■ **Exercise description**
Repeat the entries below exactly as they appear, with no pictures.

■ **Provided data**
········

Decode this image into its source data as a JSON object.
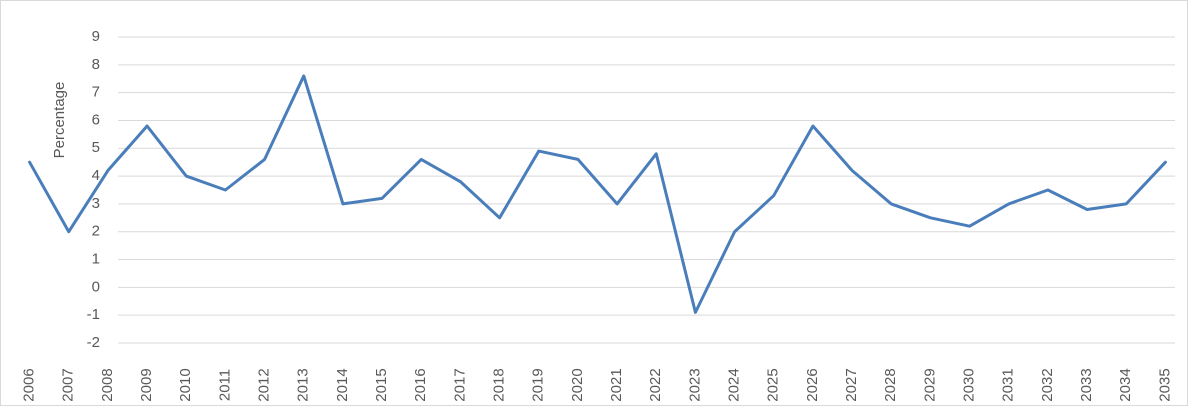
{
  "chart_data": {
    "type": "line",
    "y_label": "Percentage",
    "categories": [
      "2006",
      "2007",
      "2008",
      "2009",
      "2010",
      "2011",
      "2012",
      "2013",
      "2014",
      "2015",
      "2016",
      "2017",
      "2018",
      "2019",
      "2020",
      "2021",
      "2022",
      "2023",
      "2024",
      "2025",
      "2026",
      "2027",
      "2028",
      "2029",
      "2030",
      "2031",
      "2032",
      "2033",
      "2034",
      "2035"
    ],
    "series": [
      {
        "color": "#4a7ebb",
        "values": [
          4.5,
          2.0,
          4.2,
          5.8,
          4.0,
          3.5,
          4.6,
          7.6,
          3.0,
          3.2,
          4.6,
          3.8,
          2.5,
          4.9,
          4.6,
          3.0,
          4.8,
          -0.9,
          2.0,
          3.3,
          5.8,
          4.2,
          3.0,
          2.5,
          2.2,
          3.0,
          3.5,
          2.8,
          3.0,
          4.5
        ]
      }
    ],
    "ylim": [
      -2,
      9
    ],
    "yticks": [
      -2,
      -1,
      0,
      1,
      2,
      3,
      4,
      5,
      6,
      7,
      8,
      9
    ],
    "grid": true
  }
}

········

■ **Exercise solution**
Decode this image into its source data as a JSON object.
{
  "chart_data": {
    "type": "line",
    "y_label": "Percentage",
    "categories": [
      "2006",
      "2007",
      "2008",
      "2009",
      "2010",
      "2011",
      "2012",
      "2013",
      "2014",
      "2015",
      "2016",
      "2017",
      "2018",
      "2019",
      "2020",
      "2021",
      "2022",
      "2023",
      "2024",
      "2025",
      "2026",
      "2027",
      "2028",
      "2029",
      "2030",
      "2031",
      "2032",
      "2033",
      "2034",
      "2035"
    ],
    "series": [
      {
        "color": "#4a7ebb",
        "values": [
          4.5,
          2.0,
          4.2,
          5.8,
          4.0,
          3.5,
          4.6,
          7.6,
          3.0,
          3.2,
          4.6,
          3.8,
          2.5,
          4.9,
          4.6,
          3.0,
          4.8,
          -0.9,
          2.0,
          3.3,
          5.8,
          4.2,
          3.0,
          2.5,
          2.2,
          3.0,
          3.5,
          2.8,
          3.0,
          4.5
        ]
      }
    ],
    "ylim": [
      -2,
      9
    ],
    "yticks": [
      -2,
      -1,
      0,
      1,
      2,
      3,
      4,
      5,
      6,
      7,
      8,
      9
    ],
    "grid": true
  }
}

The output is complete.